* _LISTING_

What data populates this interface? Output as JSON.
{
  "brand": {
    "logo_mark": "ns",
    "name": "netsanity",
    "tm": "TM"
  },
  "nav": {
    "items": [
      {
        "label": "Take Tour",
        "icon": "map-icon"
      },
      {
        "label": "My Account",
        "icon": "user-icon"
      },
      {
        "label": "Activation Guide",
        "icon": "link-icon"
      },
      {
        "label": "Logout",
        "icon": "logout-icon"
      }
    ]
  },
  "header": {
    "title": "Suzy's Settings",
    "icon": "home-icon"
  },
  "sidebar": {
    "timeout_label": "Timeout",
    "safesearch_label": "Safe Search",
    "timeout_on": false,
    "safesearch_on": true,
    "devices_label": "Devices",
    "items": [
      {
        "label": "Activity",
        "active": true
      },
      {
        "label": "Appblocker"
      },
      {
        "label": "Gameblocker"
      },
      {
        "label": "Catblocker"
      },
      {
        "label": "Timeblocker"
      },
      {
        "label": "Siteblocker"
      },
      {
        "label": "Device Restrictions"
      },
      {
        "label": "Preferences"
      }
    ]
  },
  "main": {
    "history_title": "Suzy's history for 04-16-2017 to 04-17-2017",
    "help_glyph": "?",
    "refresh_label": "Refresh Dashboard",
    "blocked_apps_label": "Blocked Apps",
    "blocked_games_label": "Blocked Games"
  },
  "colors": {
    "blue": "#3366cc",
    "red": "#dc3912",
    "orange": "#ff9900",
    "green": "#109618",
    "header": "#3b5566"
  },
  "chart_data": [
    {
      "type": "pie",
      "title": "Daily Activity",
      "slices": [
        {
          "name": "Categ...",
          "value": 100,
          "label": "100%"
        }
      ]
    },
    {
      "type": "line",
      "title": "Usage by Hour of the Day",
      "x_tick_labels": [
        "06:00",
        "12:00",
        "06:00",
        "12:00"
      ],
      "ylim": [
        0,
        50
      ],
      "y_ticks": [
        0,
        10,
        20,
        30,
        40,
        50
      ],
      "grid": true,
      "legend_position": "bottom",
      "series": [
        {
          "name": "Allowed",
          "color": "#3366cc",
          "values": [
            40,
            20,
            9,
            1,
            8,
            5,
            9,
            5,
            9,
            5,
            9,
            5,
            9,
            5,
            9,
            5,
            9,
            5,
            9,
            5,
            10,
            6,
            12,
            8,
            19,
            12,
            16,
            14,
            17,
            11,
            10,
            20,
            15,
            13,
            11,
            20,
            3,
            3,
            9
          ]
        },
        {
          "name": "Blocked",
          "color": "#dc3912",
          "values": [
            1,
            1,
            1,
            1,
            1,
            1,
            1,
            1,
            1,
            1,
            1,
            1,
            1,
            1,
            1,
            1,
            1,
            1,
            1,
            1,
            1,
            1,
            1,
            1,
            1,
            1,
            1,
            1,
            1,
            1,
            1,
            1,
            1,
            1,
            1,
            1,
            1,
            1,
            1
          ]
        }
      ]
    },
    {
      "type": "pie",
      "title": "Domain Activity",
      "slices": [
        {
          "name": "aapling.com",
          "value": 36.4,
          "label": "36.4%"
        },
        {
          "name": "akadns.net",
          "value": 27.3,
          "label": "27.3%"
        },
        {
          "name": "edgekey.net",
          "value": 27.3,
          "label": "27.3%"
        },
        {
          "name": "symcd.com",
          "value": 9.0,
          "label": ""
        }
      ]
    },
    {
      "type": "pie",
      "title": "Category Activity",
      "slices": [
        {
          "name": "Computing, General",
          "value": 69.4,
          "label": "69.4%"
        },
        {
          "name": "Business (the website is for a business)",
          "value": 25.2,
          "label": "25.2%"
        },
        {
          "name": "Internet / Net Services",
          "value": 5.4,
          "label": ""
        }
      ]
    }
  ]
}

* _YOUR TASK_
Find every line above that contains the word "Blocked", and return each one.

* _PROBLEM SOLUTION_
    "blocked_apps_label": "Blocked Apps",
    "blocked_games_label": "Blocked Games"
          "name": "Blocked",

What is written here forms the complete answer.